#### DATA TO USE ####

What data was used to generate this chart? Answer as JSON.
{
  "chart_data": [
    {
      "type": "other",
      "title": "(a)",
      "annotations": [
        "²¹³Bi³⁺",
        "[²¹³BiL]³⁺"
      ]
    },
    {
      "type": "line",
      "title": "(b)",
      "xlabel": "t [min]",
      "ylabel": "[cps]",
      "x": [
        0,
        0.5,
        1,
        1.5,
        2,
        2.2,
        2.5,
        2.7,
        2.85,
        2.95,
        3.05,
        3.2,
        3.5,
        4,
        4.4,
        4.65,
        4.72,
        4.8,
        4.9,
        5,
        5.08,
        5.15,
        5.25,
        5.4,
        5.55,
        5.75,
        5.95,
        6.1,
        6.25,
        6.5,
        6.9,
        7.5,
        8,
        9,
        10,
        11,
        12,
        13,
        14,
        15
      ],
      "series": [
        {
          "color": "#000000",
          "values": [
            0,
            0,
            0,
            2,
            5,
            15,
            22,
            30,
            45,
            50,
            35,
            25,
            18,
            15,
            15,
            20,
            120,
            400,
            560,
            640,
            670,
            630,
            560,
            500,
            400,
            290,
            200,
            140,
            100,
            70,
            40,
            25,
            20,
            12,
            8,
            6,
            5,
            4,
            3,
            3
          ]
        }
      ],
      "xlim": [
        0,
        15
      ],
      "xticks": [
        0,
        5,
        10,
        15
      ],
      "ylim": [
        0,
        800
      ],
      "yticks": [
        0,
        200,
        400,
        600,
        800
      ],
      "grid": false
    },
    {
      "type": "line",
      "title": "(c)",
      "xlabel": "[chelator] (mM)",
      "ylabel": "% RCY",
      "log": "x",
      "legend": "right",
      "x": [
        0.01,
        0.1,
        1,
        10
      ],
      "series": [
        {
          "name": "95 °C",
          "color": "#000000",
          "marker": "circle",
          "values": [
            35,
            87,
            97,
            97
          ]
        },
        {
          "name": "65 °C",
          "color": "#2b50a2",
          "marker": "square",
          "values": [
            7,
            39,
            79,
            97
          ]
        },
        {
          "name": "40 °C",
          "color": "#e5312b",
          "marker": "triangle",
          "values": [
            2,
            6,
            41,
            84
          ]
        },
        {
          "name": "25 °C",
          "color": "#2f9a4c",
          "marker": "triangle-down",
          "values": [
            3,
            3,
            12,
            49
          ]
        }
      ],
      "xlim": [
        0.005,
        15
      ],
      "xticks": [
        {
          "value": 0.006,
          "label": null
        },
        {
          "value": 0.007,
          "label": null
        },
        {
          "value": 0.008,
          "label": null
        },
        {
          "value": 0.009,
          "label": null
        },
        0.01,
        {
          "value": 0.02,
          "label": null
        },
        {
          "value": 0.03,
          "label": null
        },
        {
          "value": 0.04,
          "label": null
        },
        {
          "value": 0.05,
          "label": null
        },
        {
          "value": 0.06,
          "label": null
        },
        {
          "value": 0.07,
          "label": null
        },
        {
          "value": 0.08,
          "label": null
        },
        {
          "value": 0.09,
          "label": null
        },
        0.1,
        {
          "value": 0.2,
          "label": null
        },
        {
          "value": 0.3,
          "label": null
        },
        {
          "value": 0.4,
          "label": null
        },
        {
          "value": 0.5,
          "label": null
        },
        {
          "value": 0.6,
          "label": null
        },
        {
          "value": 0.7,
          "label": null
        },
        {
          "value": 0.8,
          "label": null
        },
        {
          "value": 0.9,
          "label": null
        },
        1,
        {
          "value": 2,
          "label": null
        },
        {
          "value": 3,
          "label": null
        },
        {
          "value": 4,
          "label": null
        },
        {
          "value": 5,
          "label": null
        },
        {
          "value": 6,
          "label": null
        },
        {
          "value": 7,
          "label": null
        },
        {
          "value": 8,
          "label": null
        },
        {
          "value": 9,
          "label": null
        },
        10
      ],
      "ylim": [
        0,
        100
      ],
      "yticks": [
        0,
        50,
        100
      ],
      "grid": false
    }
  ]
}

####

| DIRECTIVE |
Copy out the material word for word and line for line.

| COMPLETED EXERCISE |
What data was used to generate this chart? Answer as JSON.
{
  "chart_data": [
    {
      "type": "other",
      "title": "(a)",
      "annotations": [
        "²¹³Bi³⁺",
        "[²¹³BiL]³⁺"
      ]
    },
    {
      "type": "line",
      "title": "(b)",
      "xlabel": "t [min]",
      "ylabel": "[cps]",
      "x": [
        0,
        0.5,
        1,
        1.5,
        2,
        2.2,
        2.5,
        2.7,
        2.85,
        2.95,
        3.05,
        3.2,
        3.5,
        4,
        4.4,
        4.65,
        4.72,
        4.8,
        4.9,
        5,
        5.08,
        5.15,
        5.25,
        5.4,
        5.55,
        5.75,
        5.95,
        6.1,
        6.25,
        6.5,
        6.9,
        7.5,
        8,
        9,
        10,
        11,
        12,
        13,
        14,
        15
      ],
      "series": [
        {
          "color": "#000000",
          "values": [
            0,
            0,
            0,
            2,
            5,
            15,
            22,
            30,
            45,
            50,
            35,
            25,
            18,
            15,
            15,
            20,
            120,
            400,
            560,
            640,
            670,
            630,
            560,
            500,
            400,
            290,
            200,
            140,
            100,
            70,
            40,
            25,
            20,
            12,
            8,
            6,
            5,
            4,
            3,
            3
          ]
        }
      ],
      "xlim": [
        0,
        15
      ],
      "xticks": [
        0,
        5,
        10,
        15
      ],
      "ylim": [
        0,
        800
      ],
      "yticks": [
        0,
        200,
        400,
        600,
        800
      ],
      "grid": false
    },
    {
      "type": "line",
      "title": "(c)",
      "xlabel": "[chelator] (mM)",
      "ylabel": "% RCY",
      "log": "x",
      "legend": "right",
      "x": [
        0.01,
        0.1,
        1,
        10
      ],
      "series": [
        {
          "name": "95 °C",
          "color": "#000000",
          "marker": "circle",
          "values": [
            35,
            87,
            97,
            97
          ]
        },
        {
          "name": "65 °C",
          "color": "#2b50a2",
          "marker": "square",
          "values": [
            7,
            39,
            79,
            97
          ]
        },
        {
          "name": "40 °C",
          "color": "#e5312b",
          "marker": "triangle",
          "values": [
            2,
            6,
            41,
            84
          ]
        },
        {
          "name": "25 °C",
          "color": "#2f9a4c",
          "marker": "triangle-down",
          "values": [
            3,
            3,
            12,
            49
          ]
        }
      ],
      "xlim": [
        0.005,
        15
      ],
      "xticks": [
        {
          "value": 0.006,
          "label": null
        },
        {
          "value": 0.007,
          "label": null
        },
        {
          "value": 0.008,
          "label": null
        },
        {
          "value": 0.009,
          "label": null
        },
        0.01,
        {
          "value": 0.02,
          "label": null
        },
        {
          "value": 0.03,
          "label": null
        },
        {
          "value": 0.04,
          "label": null
        },
        {
          "value": 0.05,
          "label": null
        },
        {
          "value": 0.06,
          "label": null
        },
        {
          "value": 0.07,
          "label": null
        },
        {
          "value": 0.08,
          "label": null
        },
        {
          "value": 0.09,
          "label": null
        },
        0.1,
        {
          "value": 0.2,
          "label": null
        },
        {
          "value": 0.3,
          "label": null
        },
        {
          "value": 0.4,
          "label": null
        },
        {
          "value": 0.5,
          "label": null
        },
        {
          "value": 0.6,
          "label": null
        },
        {
          "value": 0.7,
          "label": null
        },
        {
          "value": 0.8,
          "label": null
        },
        {
          "value": 0.9,
          "label": null
        },
        1,
        {
          "value": 2,
          "label": null
        },
        {
          "value": 3,
          "label": null
        },
        {
          "value": 4,
          "label": null
        },
        {
          "value": 5,
          "label": null
        },
        {
          "value": 6,
          "label": null
        },
        {
          "value": 7,
          "label": null
        },
        {
          "value": 8,
          "label": null
        },
        {
          "value": 9,
          "label": null
        },
        10
      ],
      "ylim": [
        0,
        100
      ],
      "yticks": [
        0,
        50,
        100
      ],
      "grid": false
    }
  ]
}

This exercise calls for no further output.